═════ Trecho do documento

MPF de Vilhena recomenda que universidade substitua “índia falsa”; instituição não acata

Unir de Cacoal emitiu nota explicando porque não atenderá pedido

O Ministério Público Federal (MPF) recomendou que a Universidade Federal de Rondônia (Unir), campus Cacoal, faça a substituição de uma vaga da cota indígena que está sendo ocupada por um universitário não-indígena, no curso de direito. A recomendação foi feita pelo MPF de Vilhena.

Em nota, a reitoria da instituição diz que não acata a recomendação, pois não cabe a Unir a verificação da veracidade das informações passadas pelos candidatos e que a estudante em questão tem “Cinta Larga” no sobrenome, pois ela foi casada com um indígena.

Segundo o MPF, a denúncia quanto a ocupação da vaga de cotas por uma pessoa que não é indígena partiu dos próprios índios, que, através de um abaixo-assinado, diziam não reconhecer a estudante como pertencente daquela etnia.

A recomendação diz que a instituição deveria instaurar um processo administrativo para analisar as cotas étnicas e, caso ficasse comprovado que a aluna não era índia, a Unir deveria convocar o candidato cotista seguinte na lista de aprovação.

Em nota, a reitoria da Unir de Porto Velho disse que não acata a recomendação, pois tem feito tudo em conformidade com o Decreto nº 7.824, de outubro de 2012, que estabelece em seu artigo 2° a reserva de vagas aos autodeclarados pretos, pardos e indígenas.

LEIA ABAIXO A ÍNTEGRA DA NOTA DA UNIR:

Não consta na legislação especial das cotas outra exigência além da autodeclaração.

══════════
═════ Registros fornecidos

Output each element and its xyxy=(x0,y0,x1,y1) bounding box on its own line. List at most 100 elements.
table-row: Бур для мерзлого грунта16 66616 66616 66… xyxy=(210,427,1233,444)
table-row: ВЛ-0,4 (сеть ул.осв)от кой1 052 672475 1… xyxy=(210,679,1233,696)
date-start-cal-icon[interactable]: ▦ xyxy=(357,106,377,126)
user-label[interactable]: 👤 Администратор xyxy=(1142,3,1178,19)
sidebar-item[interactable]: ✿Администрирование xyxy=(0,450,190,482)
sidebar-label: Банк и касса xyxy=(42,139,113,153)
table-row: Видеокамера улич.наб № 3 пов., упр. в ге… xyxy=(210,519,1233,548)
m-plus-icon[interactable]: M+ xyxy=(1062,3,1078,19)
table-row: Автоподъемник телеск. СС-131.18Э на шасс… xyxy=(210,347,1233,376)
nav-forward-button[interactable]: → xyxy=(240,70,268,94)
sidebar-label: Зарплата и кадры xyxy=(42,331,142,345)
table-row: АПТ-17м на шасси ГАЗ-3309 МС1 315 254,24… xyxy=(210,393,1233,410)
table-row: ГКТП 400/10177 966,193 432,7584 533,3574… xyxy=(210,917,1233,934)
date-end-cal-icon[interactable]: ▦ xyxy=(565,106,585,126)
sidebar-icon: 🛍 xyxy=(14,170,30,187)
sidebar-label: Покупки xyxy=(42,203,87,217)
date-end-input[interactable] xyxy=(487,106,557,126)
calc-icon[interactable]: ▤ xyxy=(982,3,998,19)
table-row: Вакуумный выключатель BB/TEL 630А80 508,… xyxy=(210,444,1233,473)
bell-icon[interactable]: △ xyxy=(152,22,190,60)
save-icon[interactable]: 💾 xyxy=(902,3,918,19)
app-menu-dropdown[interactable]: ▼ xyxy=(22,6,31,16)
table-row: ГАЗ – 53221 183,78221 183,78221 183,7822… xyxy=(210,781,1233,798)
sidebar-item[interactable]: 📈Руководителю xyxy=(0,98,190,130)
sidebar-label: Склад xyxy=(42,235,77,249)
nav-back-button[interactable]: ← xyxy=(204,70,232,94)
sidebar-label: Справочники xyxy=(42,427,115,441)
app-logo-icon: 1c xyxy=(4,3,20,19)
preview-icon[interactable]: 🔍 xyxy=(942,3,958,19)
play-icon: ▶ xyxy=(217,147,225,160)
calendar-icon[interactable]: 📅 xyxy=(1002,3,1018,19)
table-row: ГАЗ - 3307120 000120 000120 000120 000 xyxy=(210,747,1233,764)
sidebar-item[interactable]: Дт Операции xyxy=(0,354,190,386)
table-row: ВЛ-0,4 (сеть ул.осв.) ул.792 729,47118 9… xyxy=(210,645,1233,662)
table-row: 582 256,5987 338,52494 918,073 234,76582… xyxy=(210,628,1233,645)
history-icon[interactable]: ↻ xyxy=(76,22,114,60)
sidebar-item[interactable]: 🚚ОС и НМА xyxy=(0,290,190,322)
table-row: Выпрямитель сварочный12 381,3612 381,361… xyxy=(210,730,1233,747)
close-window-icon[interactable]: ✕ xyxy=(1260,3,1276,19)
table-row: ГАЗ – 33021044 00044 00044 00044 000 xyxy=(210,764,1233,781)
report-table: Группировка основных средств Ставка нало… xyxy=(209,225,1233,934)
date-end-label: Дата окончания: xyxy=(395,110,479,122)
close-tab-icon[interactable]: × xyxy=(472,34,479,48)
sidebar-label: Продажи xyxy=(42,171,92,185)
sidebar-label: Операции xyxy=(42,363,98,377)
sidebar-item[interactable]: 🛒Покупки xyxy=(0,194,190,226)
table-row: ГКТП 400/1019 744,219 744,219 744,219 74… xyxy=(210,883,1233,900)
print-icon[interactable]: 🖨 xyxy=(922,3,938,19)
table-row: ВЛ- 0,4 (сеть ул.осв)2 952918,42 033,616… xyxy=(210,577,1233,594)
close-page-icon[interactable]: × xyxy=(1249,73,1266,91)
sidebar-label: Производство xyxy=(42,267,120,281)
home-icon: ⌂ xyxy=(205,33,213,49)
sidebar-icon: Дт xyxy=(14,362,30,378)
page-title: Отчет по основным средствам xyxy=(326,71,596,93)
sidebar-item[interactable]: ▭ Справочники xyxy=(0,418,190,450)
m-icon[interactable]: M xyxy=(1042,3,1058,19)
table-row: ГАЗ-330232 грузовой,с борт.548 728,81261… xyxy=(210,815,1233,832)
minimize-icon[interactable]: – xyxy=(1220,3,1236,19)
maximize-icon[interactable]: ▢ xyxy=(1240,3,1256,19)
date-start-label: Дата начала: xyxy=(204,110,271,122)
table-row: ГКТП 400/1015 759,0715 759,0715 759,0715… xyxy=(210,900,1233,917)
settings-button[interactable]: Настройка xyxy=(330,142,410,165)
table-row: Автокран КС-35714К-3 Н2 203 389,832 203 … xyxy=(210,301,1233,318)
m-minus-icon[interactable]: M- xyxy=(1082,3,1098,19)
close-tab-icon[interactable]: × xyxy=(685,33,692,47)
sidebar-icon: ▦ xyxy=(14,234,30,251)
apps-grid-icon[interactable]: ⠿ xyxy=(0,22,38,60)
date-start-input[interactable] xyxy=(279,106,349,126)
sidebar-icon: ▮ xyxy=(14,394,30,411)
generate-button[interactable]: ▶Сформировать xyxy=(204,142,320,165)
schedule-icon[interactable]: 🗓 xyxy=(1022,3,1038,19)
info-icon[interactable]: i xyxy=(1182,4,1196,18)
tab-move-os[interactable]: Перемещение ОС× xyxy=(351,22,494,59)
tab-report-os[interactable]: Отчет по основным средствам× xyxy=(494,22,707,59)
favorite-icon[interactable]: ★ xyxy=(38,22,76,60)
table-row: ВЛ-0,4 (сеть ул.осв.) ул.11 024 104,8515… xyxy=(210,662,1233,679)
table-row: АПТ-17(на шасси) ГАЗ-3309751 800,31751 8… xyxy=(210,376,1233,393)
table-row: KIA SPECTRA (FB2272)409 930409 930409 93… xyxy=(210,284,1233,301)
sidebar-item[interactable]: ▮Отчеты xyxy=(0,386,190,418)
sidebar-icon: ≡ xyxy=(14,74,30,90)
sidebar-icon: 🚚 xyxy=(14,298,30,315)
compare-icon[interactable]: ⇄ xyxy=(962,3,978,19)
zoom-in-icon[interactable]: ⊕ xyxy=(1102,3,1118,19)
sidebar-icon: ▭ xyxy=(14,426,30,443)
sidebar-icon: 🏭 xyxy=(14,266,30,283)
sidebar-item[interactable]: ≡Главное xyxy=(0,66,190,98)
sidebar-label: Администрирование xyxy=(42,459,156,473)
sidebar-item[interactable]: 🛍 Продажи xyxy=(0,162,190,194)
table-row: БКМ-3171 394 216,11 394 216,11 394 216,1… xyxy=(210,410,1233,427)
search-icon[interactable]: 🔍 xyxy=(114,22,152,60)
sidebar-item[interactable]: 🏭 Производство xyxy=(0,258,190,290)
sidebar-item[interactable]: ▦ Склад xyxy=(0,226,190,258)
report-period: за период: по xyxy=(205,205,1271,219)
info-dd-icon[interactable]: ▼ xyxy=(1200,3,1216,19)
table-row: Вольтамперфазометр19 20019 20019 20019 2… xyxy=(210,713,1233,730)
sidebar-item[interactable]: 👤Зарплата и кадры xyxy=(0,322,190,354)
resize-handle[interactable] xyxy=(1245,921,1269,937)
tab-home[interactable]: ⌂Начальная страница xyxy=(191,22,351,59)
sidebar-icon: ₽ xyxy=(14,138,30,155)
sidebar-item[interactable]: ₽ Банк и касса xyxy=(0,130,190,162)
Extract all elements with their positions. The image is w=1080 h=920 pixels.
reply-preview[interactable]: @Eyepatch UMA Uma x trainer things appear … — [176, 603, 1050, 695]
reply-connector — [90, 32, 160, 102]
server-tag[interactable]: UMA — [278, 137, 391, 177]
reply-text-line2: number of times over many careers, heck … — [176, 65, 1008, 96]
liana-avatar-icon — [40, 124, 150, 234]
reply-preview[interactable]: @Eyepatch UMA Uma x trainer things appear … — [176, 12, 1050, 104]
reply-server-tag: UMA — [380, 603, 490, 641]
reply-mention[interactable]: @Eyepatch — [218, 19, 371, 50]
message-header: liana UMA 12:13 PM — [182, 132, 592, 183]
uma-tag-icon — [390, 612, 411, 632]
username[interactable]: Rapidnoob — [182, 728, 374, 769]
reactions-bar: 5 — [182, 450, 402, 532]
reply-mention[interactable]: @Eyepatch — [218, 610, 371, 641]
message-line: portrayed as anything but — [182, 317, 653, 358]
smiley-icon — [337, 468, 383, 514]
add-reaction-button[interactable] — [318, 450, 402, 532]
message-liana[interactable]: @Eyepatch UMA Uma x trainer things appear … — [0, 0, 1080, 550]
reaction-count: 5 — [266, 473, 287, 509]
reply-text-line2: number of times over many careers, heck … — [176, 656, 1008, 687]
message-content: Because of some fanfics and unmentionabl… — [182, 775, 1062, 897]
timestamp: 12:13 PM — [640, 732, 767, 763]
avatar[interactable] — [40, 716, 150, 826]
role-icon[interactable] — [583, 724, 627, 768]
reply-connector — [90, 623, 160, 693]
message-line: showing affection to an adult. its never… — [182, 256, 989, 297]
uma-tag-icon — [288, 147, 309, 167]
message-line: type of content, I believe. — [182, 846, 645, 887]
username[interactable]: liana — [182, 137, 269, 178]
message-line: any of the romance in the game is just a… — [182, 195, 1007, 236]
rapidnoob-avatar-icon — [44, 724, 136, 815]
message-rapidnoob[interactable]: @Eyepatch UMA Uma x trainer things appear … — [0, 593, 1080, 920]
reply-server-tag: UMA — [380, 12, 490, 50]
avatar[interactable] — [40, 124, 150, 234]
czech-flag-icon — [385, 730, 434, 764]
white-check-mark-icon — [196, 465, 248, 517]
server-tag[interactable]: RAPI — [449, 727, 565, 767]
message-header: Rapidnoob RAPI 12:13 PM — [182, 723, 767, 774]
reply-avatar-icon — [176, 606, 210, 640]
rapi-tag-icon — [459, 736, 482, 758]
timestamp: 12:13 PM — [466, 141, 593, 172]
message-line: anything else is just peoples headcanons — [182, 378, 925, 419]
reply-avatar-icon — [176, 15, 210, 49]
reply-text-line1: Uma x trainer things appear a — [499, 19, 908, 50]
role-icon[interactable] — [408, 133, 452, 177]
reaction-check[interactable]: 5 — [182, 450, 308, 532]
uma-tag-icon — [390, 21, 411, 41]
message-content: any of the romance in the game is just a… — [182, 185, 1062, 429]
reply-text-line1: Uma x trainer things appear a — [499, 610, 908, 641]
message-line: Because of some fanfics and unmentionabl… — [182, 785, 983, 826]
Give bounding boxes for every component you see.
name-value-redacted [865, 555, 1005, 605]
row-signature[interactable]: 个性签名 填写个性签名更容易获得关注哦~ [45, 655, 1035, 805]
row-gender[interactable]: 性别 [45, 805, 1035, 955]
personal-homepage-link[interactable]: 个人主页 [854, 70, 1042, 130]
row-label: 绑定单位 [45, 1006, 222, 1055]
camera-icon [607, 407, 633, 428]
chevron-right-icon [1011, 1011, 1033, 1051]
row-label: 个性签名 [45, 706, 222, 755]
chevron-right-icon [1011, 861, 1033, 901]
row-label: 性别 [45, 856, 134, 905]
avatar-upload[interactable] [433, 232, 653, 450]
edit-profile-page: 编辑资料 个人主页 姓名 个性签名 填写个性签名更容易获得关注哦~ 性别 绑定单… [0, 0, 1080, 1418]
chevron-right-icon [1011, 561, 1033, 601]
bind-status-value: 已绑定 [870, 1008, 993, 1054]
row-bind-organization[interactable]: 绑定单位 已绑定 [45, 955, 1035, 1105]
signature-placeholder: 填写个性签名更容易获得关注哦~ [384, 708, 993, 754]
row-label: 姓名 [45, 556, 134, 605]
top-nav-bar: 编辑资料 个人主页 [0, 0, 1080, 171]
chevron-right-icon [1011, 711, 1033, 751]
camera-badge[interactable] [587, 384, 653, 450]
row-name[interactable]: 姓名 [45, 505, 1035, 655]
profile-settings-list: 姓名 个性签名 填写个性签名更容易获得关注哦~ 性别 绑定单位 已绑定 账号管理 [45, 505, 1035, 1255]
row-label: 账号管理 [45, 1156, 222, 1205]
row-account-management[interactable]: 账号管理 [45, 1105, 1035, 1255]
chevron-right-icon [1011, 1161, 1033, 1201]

══════════

Na reportagem sobre a vaga de cota indígena na Unir de Cacoal, de quem partiu a denúncia de que a vaga estava ocupada por uma pessoa não indígena, segundo o MPF?

A denúncia partiu dos próprios índios, por meio de um abaixo-assinado.